> [WRITTEN TASK A]: Please locate every row that contains the word "this" and copy each one. Case counts.
## Begin PASSAGE PROVIDED
Review: Morgan Wade’s heart-torn, lovelorn debut record, ‘Reckless’
Wade’s debut record drenches in pain and wisdom.
A windswept yearning feathers the record’s flinty foundation. And when she sings, unleashing a vinyl-scratching timbre so wonderfully stupefying, there’s little you don’t feel trembling right down to the bone. Morgan Wade’s debut Reckless unabashedly crushes the heart into powder, and your only solution is to watch the ruin blow away with the southbound winds. The Virginia original knows her way around a melody, truly finding crevices and dents into which to pour, quite generously, her velvet rasp. It’s both splintering and soothing.
## End PASSAGE PROVIDED
> [WRITTEN TASK B]: Print word for word the part of the album review starting with "A windswept yearning" and going on through "splintering and soothing.".
## Begin DATASET RECORDS
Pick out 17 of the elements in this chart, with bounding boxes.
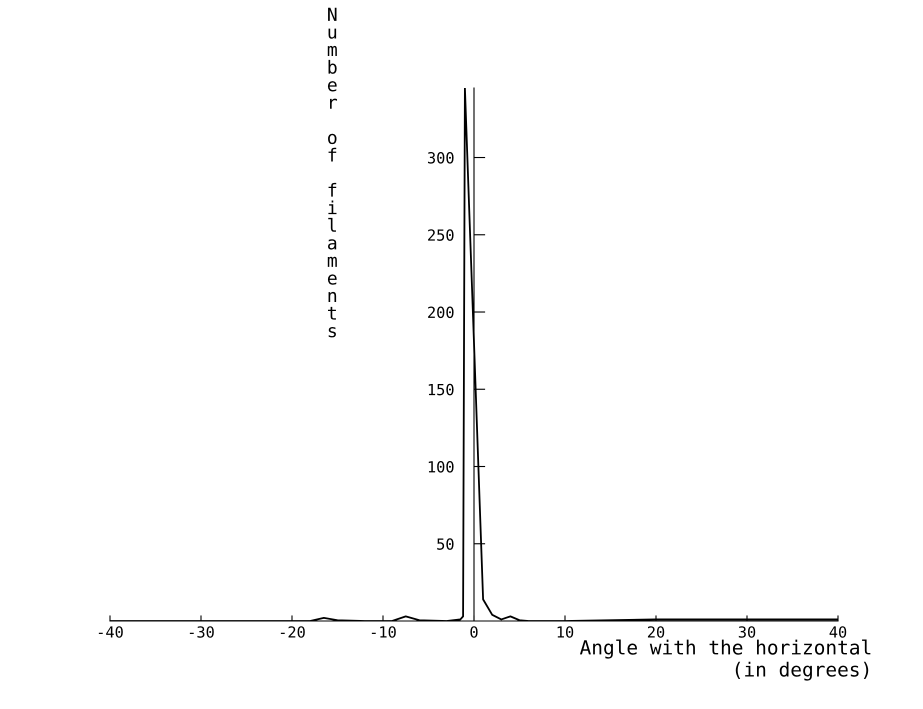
## End DATASET RECORDS
## Begin DATASET RECORDS
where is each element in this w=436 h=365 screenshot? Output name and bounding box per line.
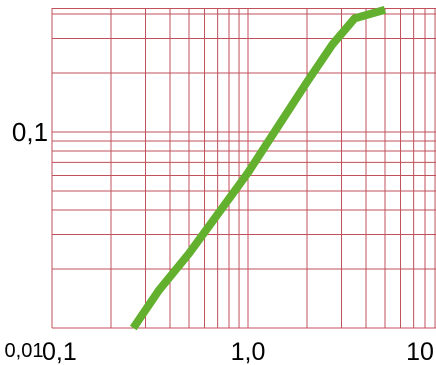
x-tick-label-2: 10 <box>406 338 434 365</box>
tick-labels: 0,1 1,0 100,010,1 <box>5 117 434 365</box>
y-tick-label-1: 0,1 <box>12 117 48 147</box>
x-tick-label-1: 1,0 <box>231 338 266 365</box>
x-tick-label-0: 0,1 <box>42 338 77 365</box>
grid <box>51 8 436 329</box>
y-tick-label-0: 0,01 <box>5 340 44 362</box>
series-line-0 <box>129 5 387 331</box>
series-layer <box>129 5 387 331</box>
## End DATASET RECORDS
## Begin DATASET RECORDS
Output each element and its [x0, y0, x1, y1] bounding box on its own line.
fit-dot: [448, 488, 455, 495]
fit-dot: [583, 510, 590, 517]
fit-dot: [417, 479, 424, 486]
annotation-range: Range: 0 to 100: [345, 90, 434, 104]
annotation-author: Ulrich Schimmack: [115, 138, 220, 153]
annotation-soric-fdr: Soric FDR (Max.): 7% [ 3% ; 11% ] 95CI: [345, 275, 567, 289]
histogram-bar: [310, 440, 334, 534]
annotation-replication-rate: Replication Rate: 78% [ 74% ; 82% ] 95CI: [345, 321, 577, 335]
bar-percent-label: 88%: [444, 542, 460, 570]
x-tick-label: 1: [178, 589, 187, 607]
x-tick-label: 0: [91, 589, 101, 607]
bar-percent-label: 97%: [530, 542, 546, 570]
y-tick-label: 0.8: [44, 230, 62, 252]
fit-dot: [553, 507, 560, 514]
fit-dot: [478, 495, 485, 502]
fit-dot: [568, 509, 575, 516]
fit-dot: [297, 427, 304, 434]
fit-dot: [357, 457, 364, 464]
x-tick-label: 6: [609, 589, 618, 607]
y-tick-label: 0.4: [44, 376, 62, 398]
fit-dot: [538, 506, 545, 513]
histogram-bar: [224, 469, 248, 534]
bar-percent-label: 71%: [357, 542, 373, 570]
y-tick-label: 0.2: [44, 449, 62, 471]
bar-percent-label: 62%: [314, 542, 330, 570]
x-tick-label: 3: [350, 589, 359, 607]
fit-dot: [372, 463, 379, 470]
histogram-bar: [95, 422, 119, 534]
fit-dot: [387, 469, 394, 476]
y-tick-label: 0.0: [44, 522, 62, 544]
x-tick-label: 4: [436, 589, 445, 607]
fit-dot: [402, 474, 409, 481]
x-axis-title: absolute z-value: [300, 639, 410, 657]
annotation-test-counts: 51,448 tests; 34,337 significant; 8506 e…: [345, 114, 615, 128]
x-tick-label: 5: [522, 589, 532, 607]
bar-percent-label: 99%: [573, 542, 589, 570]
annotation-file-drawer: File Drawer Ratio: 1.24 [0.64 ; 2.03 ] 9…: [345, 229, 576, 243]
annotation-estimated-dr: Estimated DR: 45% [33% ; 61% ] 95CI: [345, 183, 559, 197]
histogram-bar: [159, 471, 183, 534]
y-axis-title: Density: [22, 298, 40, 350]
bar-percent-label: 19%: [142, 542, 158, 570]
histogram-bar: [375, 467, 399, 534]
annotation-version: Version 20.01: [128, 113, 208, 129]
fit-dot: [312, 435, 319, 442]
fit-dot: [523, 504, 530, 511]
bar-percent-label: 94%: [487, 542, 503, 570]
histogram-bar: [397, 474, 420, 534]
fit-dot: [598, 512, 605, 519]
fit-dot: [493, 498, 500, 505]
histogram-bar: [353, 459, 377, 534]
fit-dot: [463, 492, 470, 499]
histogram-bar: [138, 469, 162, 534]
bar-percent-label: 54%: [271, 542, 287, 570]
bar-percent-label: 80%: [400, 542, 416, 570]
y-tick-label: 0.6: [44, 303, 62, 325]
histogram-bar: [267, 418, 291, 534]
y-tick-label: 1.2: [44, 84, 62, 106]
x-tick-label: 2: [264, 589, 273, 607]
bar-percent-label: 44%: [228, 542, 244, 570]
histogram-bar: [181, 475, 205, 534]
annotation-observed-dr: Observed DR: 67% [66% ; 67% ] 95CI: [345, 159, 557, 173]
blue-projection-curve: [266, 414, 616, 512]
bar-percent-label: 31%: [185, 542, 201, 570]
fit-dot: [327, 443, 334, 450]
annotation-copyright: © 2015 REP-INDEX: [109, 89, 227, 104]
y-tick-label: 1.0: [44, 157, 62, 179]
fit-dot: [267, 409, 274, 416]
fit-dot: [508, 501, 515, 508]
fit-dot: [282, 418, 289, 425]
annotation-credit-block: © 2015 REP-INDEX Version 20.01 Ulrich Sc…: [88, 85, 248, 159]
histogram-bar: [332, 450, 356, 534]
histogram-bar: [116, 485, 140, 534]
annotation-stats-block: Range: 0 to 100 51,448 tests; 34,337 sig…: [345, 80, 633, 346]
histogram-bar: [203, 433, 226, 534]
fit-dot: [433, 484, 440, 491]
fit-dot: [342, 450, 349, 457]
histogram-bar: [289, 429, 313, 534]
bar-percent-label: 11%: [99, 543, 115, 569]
## End DATASET RECORDS
> [EXERCISE ANSWER A]:
Pick out 17 of the elements in this chart, with bounding boxes.
where is each element in this w=436 h=365 screenshot? Output name and bounding box per line.

> [EXERCISE ANSWER B]:
A windswept yearning feathers the record’s flinty foundation. And when she sings, unleashing a vinyl-scratching timbre so wonderfully stupefying, there’s little you don’t feel trembling right down to the bone. Morgan Wade’s debut Reckless unabashedly crushes the heart into powder, and your only solution is to watch the ruin blow away with the southbound winds. The Virginia original knows her way around a melody, truly finding crevices and dents into which to pour, quite generously, her velvet rasp. It’s both splintering and soothing.